* THE RECORDS:
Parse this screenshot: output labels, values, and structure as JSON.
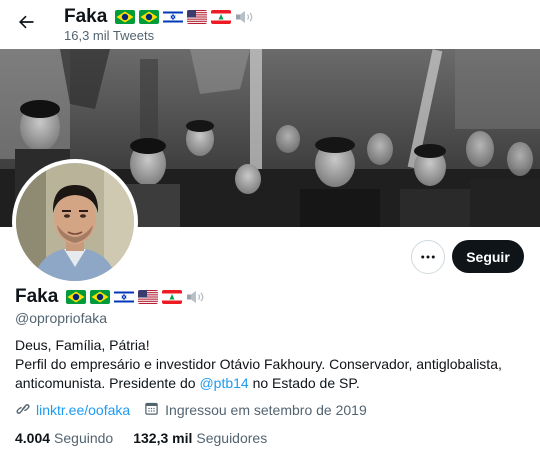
{
  "header": {
    "name": "Faka",
    "tweet_count": "16,3 mil Tweets"
  },
  "profile": {
    "name": "Faka",
    "handle": "@opropriofaka",
    "bio_line1": "Deus, Família, Pátria!",
    "bio_line2_a": "Perfil do empresário e investidor Otávio Fakhoury. Conservador, antiglobalista, anticomunista. Presidente do ",
    "bio_mention": "@ptb14",
    "bio_line2_b": " no Estado de SP.",
    "link": "linktr.ee/oofaka",
    "joined": "Ingressou em setembro de 2019",
    "following_count": "4.004",
    "following_label": "Seguindo",
    "followers_count": "132,3 mil",
    "followers_label": "Seguidores"
  },
  "actions": {
    "follow_label": "Seguir"
  },
  "name_emojis": [
    "brazil-flag",
    "brazil-flag",
    "israel-flag",
    "usa-flag",
    "lebanon-flag",
    "speaker-icon"
  ],
  "colors": {
    "accent": "#1d9bf0",
    "button_dark": "#0f1419",
    "secondary_text": "#536471"
  }
}
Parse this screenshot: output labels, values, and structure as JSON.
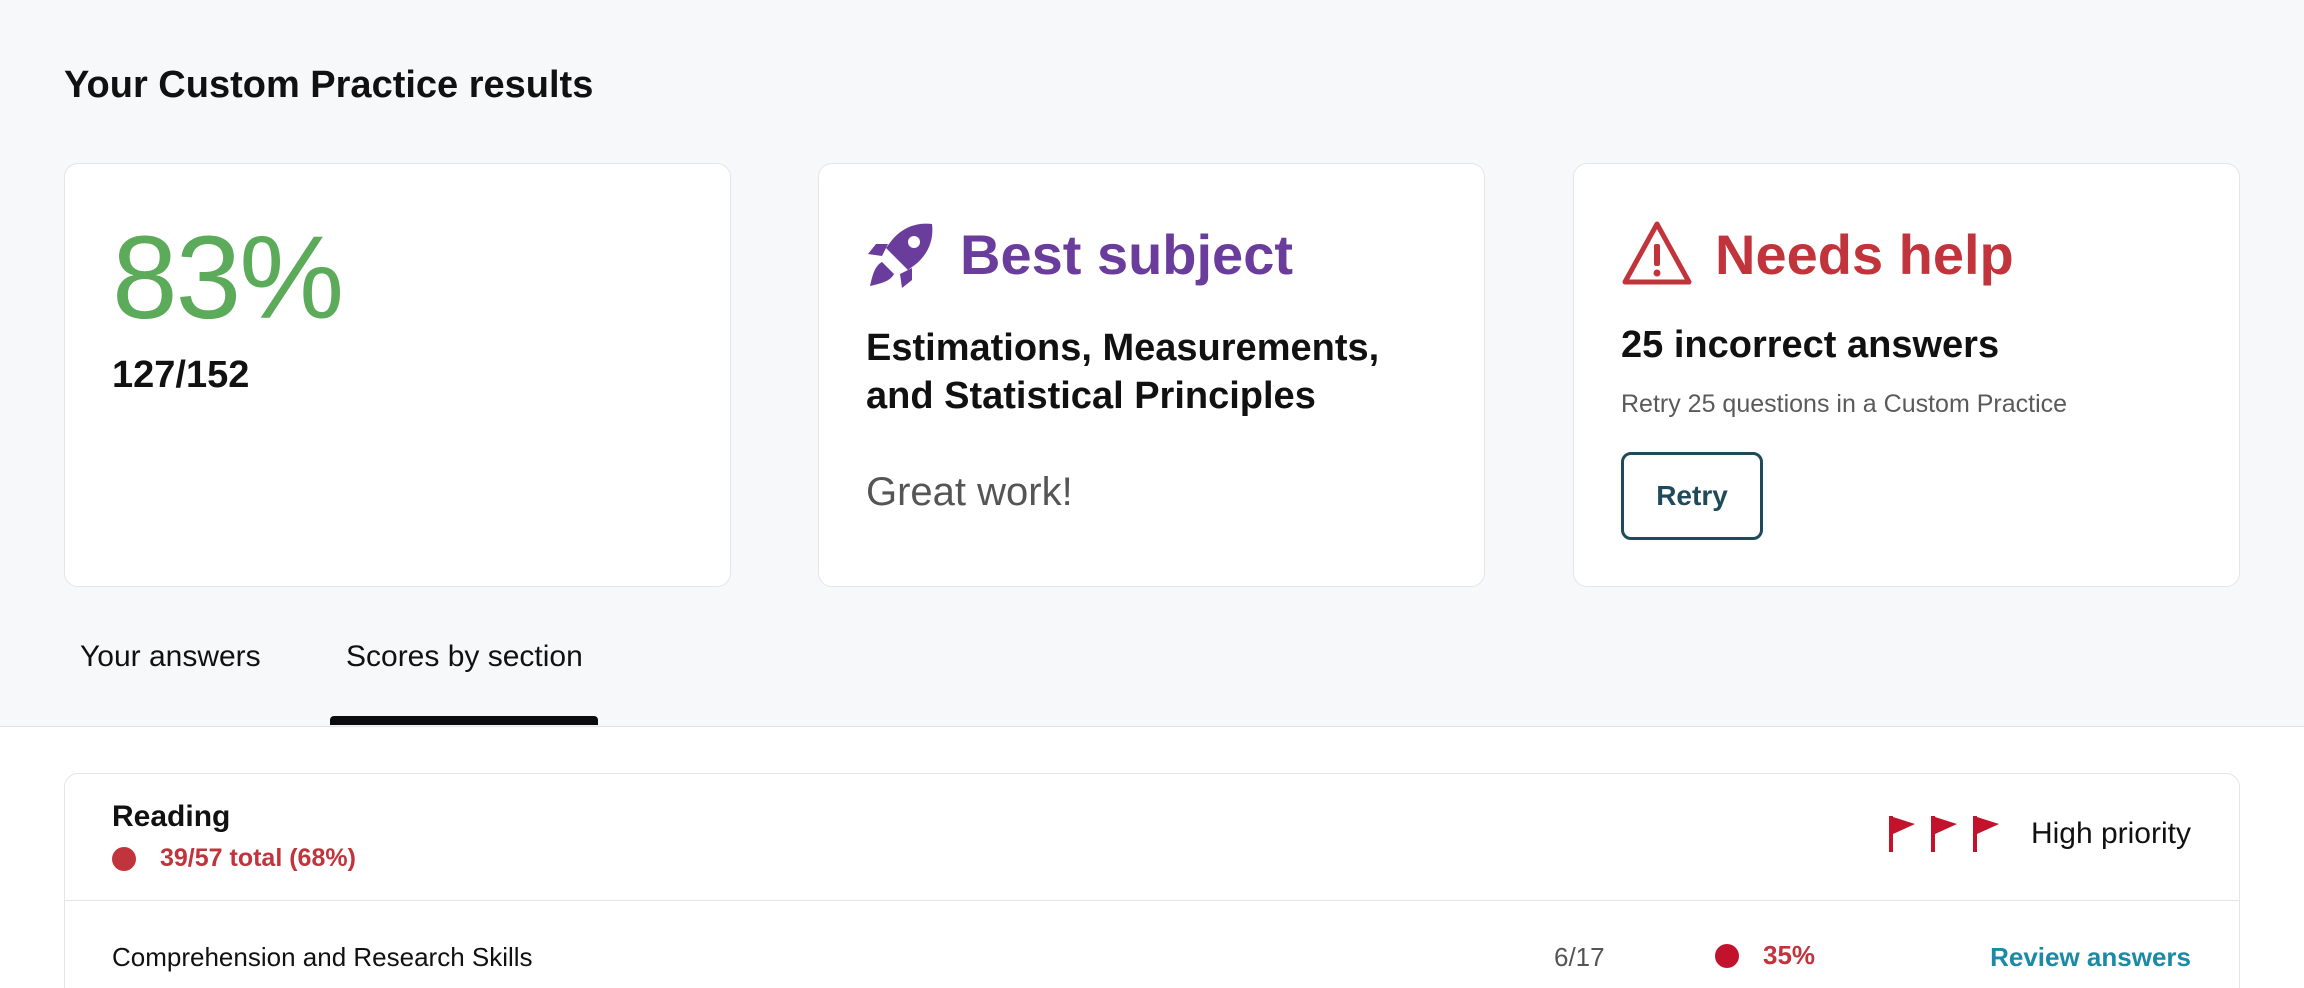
{
  "page": {
    "title": "Your Custom Practice results"
  },
  "score_card": {
    "percent": "83%",
    "fraction": "127/152"
  },
  "best_card": {
    "icon": "rocket-icon",
    "title": "Best subject",
    "subject": "Estimations, Measurements, and Statistical Principles",
    "note": "Great work!"
  },
  "help_card": {
    "icon": "warning-triangle-icon",
    "title": "Needs help",
    "count": "25 incorrect answers",
    "subtitle": "Retry 25 questions in a Custom Practice",
    "retry_label": "Retry"
  },
  "tabs": [
    {
      "label": "Your answers",
      "active": false
    },
    {
      "label": "Scores by section",
      "active": true
    }
  ],
  "section": {
    "name": "Reading",
    "total": "39/57 total (68%)",
    "priority_label": "High priority",
    "rows": [
      {
        "skill": "Comprehension and Research Skills",
        "fraction": "6/17",
        "score": "35%",
        "action": "Review answers"
      }
    ]
  },
  "colors": {
    "score_green": "#5cab5a",
    "best_purple": "#6a3c9c",
    "help_red": "#c2343c",
    "retry_teal": "#1f4a5a",
    "link_blue": "#1b8aa6",
    "flag_red": "#c2122c"
  }
}
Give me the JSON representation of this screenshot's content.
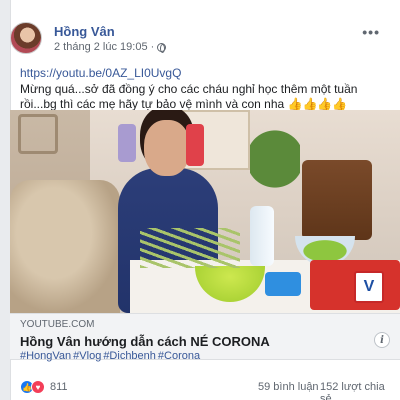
{
  "post": {
    "author": "Hồng Vân",
    "timestamp": "2 tháng 2 lúc 19:05 ·",
    "link": "https://youtu.be/0AZ_LI0UvgQ",
    "message": "Mừng quá...sở đã đồng ý cho các cháu nghỉ học thêm một tuần rồi...bg thì các mẹ hãy tự bảo vệ mình và con nha",
    "emoji": "👍👍👍👍"
  },
  "link_preview": {
    "domain": "YOUTUBE.COM",
    "title": "Hồng Vân hướng dẫn cách NÉ CORONA",
    "badge": "V"
  },
  "hashtags": [
    "#HongVan",
    "#Vlog",
    "#Dichbenh",
    "#Corona"
  ],
  "stats": {
    "reaction_count": "811",
    "comments": "59 bình luận",
    "shares": "152 lượt chia sẻ"
  },
  "icons": {
    "more": "more-options-icon",
    "privacy": "globe-icon",
    "info": "info-icon",
    "like": "like-icon",
    "love": "love-icon"
  },
  "colors": {
    "link": "#385898",
    "like": "#1877f2",
    "love": "#f33e58"
  }
}
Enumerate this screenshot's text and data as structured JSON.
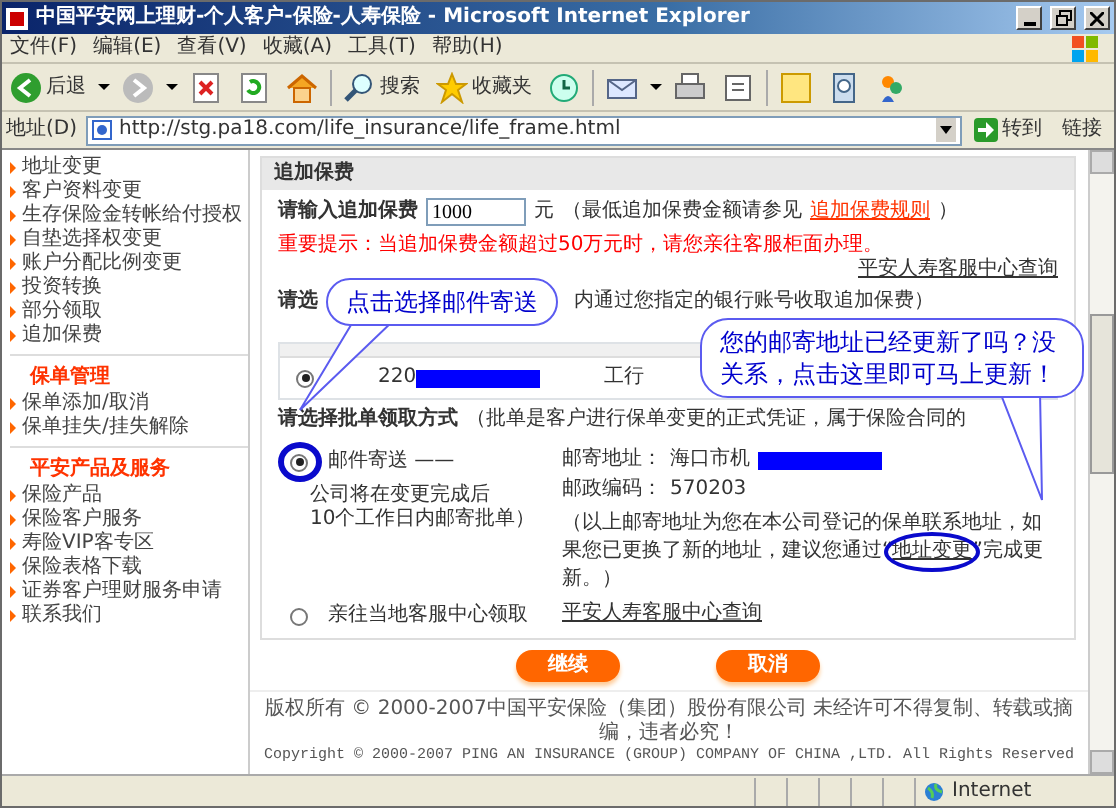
{
  "window": {
    "title": "中国平安网上理财-个人客户-保险-人寿保险 - Microsoft Internet Explorer"
  },
  "menu": [
    "文件(F)",
    "编辑(E)",
    "查看(V)",
    "收藏(A)",
    "工具(T)",
    "帮助(H)"
  ],
  "toolbar": [
    {
      "kind": "back",
      "label": "后退"
    },
    {
      "kind": "forward"
    },
    {
      "kind": "stop"
    },
    {
      "kind": "refresh"
    },
    {
      "kind": "home"
    },
    {
      "kind": "search",
      "label": "搜索"
    },
    {
      "kind": "favorites",
      "label": "收藏夹"
    },
    {
      "kind": "history"
    },
    {
      "kind": "mail"
    },
    {
      "kind": "print"
    },
    {
      "kind": "edit"
    },
    {
      "kind": "note"
    },
    {
      "kind": "research"
    },
    {
      "kind": "messenger"
    }
  ],
  "address": {
    "label": "地址(D)",
    "url": "http://stg.pa18.com/life_insurance/life_frame.html",
    "go": "转到",
    "links": "链接"
  },
  "sidebar": {
    "sections": [
      {
        "items": [
          "地址变更",
          "客户资料变更",
          "生存保险金转帐给付授权",
          "自垫选择权变更",
          "账户分配比例变更",
          "投资转换",
          "部分领取",
          "追加保费"
        ]
      },
      {
        "title": "保单管理",
        "items": [
          "保单添加/取消",
          "保单挂失/挂失解除"
        ]
      },
      {
        "title": "平安产品及服务",
        "items": [
          "保险产品",
          "保险客户服务",
          "寿险VIP客专区",
          "保险表格下载",
          "证券客户理财服务申请",
          "联系我们"
        ]
      }
    ]
  },
  "form": {
    "header": "追加保费",
    "amount_label": "请输入追加保费",
    "amount_value": "1000",
    "unit": "元",
    "hint_before": "（最低追加保费金额请参见",
    "hint_link": "追加保费规则",
    "hint_after": "）",
    "notice": "重要提示：当追加保费金额超过50万元时，请您亲往客服柜面办理。",
    "notice_link": "平安人寿客服中心查询",
    "account_prompt_start": "请选",
    "account_prompt_end": "内通过您指定的银行账号收取追加保费）",
    "accounts": [
      {
        "selected": true,
        "number": "220",
        "bank": "工行"
      }
    ],
    "delivery_prompt": "请选择批单领取方式",
    "delivery_note": "（批单是客户进行保单变更的正式凭证，属于保险合同的",
    "delivery_options": [
      {
        "kind": "mail",
        "selected": true,
        "label": "邮件寄送 ——",
        "note_lines": [
          "公司将在变更完成后",
          "10个工作日内邮寄批单）"
        ],
        "address_label": "邮寄地址：",
        "address": "海口市机",
        "postcode_label": "邮政编码：",
        "postcode": "570203",
        "info_before": "（以上邮寄地址为您在本公司登记的保单联系地址，如果您已更换了新的地址，建议您通过“",
        "info_link": "地址变更",
        "info_after": "”完成更新。）"
      },
      {
        "kind": "counter",
        "selected": false,
        "label": "亲往当地客服中心领取",
        "link": "平安人寿客服中心查询"
      }
    ]
  },
  "buttons": [
    "继续",
    "取消"
  ],
  "callouts": [
    {
      "text": "点击选择邮件寄送"
    },
    {
      "text": "您的邮寄地址已经更新了吗？没关系，点击这里即可马上更新！"
    }
  ],
  "footer": {
    "lines": [
      "版权所有 © 2000-2007中国平安保险（集团）股份有限公司 未经许可不得复制、转载或摘编，违者必究！",
      "Copyright © 2000-2007 PING AN INSURANCE (GROUP) COMPANY OF CHINA ,LTD. All Rights Reserved"
    ]
  },
  "status_bar": {
    "zone": "Internet"
  }
}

* WORK INSTRUCTIONS: Your job is to transcribe the entries above exactly; skip the pictures.

* ANSWER TO THE TASK:
Parse this screenshot: output labels, values, and structure as JSON.
{
  "header": {
    "name": "Faka",
    "tweet_count": "16,3 mil Tweets"
  },
  "profile": {
    "name": "Faka",
    "handle": "@opropriofaka",
    "bio_line1": "Deus, Família, Pátria!",
    "bio_line2_a": "Perfil do empresário e investidor Otávio Fakhoury. Conservador, antiglobalista, anticomunista. Presidente do ",
    "bio_mention": "@ptb14",
    "bio_line2_b": " no Estado de SP.",
    "link": "linktr.ee/oofaka",
    "joined": "Ingressou em setembro de 2019",
    "following_count": "4.004",
    "following_label": "Seguindo",
    "followers_count": "132,3 mil",
    "followers_label": "Seguidores"
  },
  "actions": {
    "follow_label": "Seguir"
  },
  "name_emojis": [
    "brazil-flag",
    "brazil-flag",
    "israel-flag",
    "usa-flag",
    "lebanon-flag",
    "speaker-icon"
  ],
  "colors": {
    "accent": "#1d9bf0",
    "button_dark": "#0f1419",
    "secondary_text": "#536471"
  }
}
Parse this screenshot: output labels, values, and structure as JSON.
{
  "page": {
    "title": "Your Custom Practice results"
  },
  "score_card": {
    "percent": "83%",
    "fraction": "127/152"
  },
  "best_card": {
    "icon": "rocket-icon",
    "title": "Best subject",
    "subject": "Estimations, Measurements, and Statistical Principles",
    "note": "Great work!"
  },
  "help_card": {
    "icon": "warning-triangle-icon",
    "title": "Needs help",
    "count": "25 incorrect answers",
    "subtitle": "Retry 25 questions in a Custom Practice",
    "retry_label": "Retry"
  },
  "tabs": [
    {
      "label": "Your answers",
      "active": false
    },
    {
      "label": "Scores by section",
      "active": true
    }
  ],
  "section": {
    "name": "Reading",
    "total": "39/57 total (68%)",
    "priority_label": "High priority",
    "rows": [
      {
        "skill": "Comprehension and Research Skills",
        "fraction": "6/17",
        "score": "35%",
        "action": "Review answers"
      }
    ]
  },
  "colors": {
    "score_green": "#5cab5a",
    "best_purple": "#6a3c9c",
    "help_red": "#c2343c",
    "retry_teal": "#1f4a5a",
    "link_blue": "#1b8aa6",
    "flag_red": "#c2122c"
  }
}
Give me the JSON representation of this screenshot's content.
{
  "post": {
    "author": "Hồng Vân",
    "timestamp": "2 tháng 2 lúc 19:05 ·",
    "link": "https://youtu.be/0AZ_LI0UvgQ",
    "message": "Mừng quá...sở đã đồng ý cho các cháu nghỉ học thêm một tuần rồi...bg thì các mẹ hãy tự bảo vệ mình và con nha",
    "emoji": "👍👍👍👍"
  },
  "link_preview": {
    "domain": "YOUTUBE.COM",
    "title": "Hồng Vân hướng dẫn cách NÉ CORONA",
    "badge": "V"
  },
  "hashtags": [
    "#HongVan",
    "#Vlog",
    "#Dichbenh",
    "#Corona"
  ],
  "stats": {
    "reaction_count": "811",
    "comments": "59 bình luận",
    "shares": "152 lượt chia sẻ"
  },
  "icons": {
    "more": "more-options-icon",
    "privacy": "globe-icon",
    "info": "info-icon",
    "like": "like-icon",
    "love": "love-icon"
  },
  "colors": {
    "link": "#385898",
    "like": "#1877f2",
    "love": "#f33e58"
  }
}
Enumerate this screenshot's text and data as structured JSON.
{
  "window": {
    "title": "中国平安网上理财-个人客户-保险-人寿保险 - Microsoft Internet Explorer"
  },
  "menu": [
    "文件(F)",
    "编辑(E)",
    "查看(V)",
    "收藏(A)",
    "工具(T)",
    "帮助(H)"
  ],
  "toolbar": [
    {
      "kind": "back",
      "label": "后退"
    },
    {
      "kind": "forward"
    },
    {
      "kind": "stop"
    },
    {
      "kind": "refresh"
    },
    {
      "kind": "home"
    },
    {
      "kind": "search",
      "label": "搜索"
    },
    {
      "kind": "favorites",
      "label": "收藏夹"
    },
    {
      "kind": "history"
    },
    {
      "kind": "mail"
    },
    {
      "kind": "print"
    },
    {
      "kind": "edit"
    },
    {
      "kind": "note"
    },
    {
      "kind": "research"
    },
    {
      "kind": "messenger"
    }
  ],
  "address": {
    "label": "地址(D)",
    "url": "http://stg.pa18.com/life_insurance/life_frame.html",
    "go": "转到",
    "links": "链接"
  },
  "sidebar": {
    "sections": [
      {
        "items": [
          "地址变更",
          "客户资料变更",
          "生存保险金转帐给付授权",
          "自垫选择权变更",
          "账户分配比例变更",
          "投资转换",
          "部分领取",
          "追加保费"
        ]
      },
      {
        "title": "保单管理",
        "items": [
          "保单添加/取消",
          "保单挂失/挂失解除"
        ]
      },
      {
        "title": "平安产品及服务",
        "items": [
          "保险产品",
          "保险客户服务",
          "寿险VIP客专区",
          "保险表格下载",
          "证券客户理财服务申请",
          "联系我们"
        ]
      }
    ]
  },
  "form": {
    "header": "追加保费",
    "amount_label": "请输入追加保费",
    "amount_value": "1000",
    "unit": "元",
    "hint_before": "（最低追加保费金额请参见",
    "hint_link": "追加保费规则",
    "hint_after": "）",
    "notice": "重要提示：当追加保费金额超过50万元时，请您亲往客服柜面办理。",
    "notice_link": "平安人寿客服中心查询",
    "account_prompt_start": "请选",
    "account_prompt_end": "内通过您指定的银行账号收取追加保费）",
    "accounts": [
      {
        "selected": true,
        "number": "220",
        "bank": "工行"
      }
    ],
    "delivery_prompt": "请选择批单领取方式",
    "delivery_note": "（批单是客户进行保单变更的正式凭证，属于保险合同的",
    "delivery_options": [
      {
        "kind": "mail",
        "selected": true,
        "label": "邮件寄送 ——",
        "note_lines": [
          "公司将在变更完成后",
          "10个工作日内邮寄批单）"
        ],
        "address_label": "邮寄地址：",
        "address": "海口市机",
        "postcode_label": "邮政编码：",
        "postcode": "570203",
        "info_before": "（以上邮寄地址为您在本公司登记的保单联系地址，如果您已更换了新的地址，建议您通过“",
        "info_link": "地址变更",
        "info_after": "”完成更新。）"
      },
      {
        "kind": "counter",
        "selected": false,
        "label": "亲往当地客服中心领取",
        "link": "平安人寿客服中心查询"
      }
    ]
  },
  "buttons": [
    "继续",
    "取消"
  ],
  "callouts": [
    {
      "text": "点击选择邮件寄送"
    },
    {
      "text": "您的邮寄地址已经更新了吗？没关系，点击这里即可马上更新！"
    }
  ],
  "footer": {
    "lines": [
      "版权所有 © 2000-2007中国平安保险（集团）股份有限公司 未经许可不得复制、转载或摘编，违者必究！",
      "Copyright © 2000-2007 PING AN INSURANCE (GROUP) COMPANY OF CHINA ,LTD. All Rights Reserved"
    ]
  },
  "status_bar": {
    "zone": "Internet"
  }
}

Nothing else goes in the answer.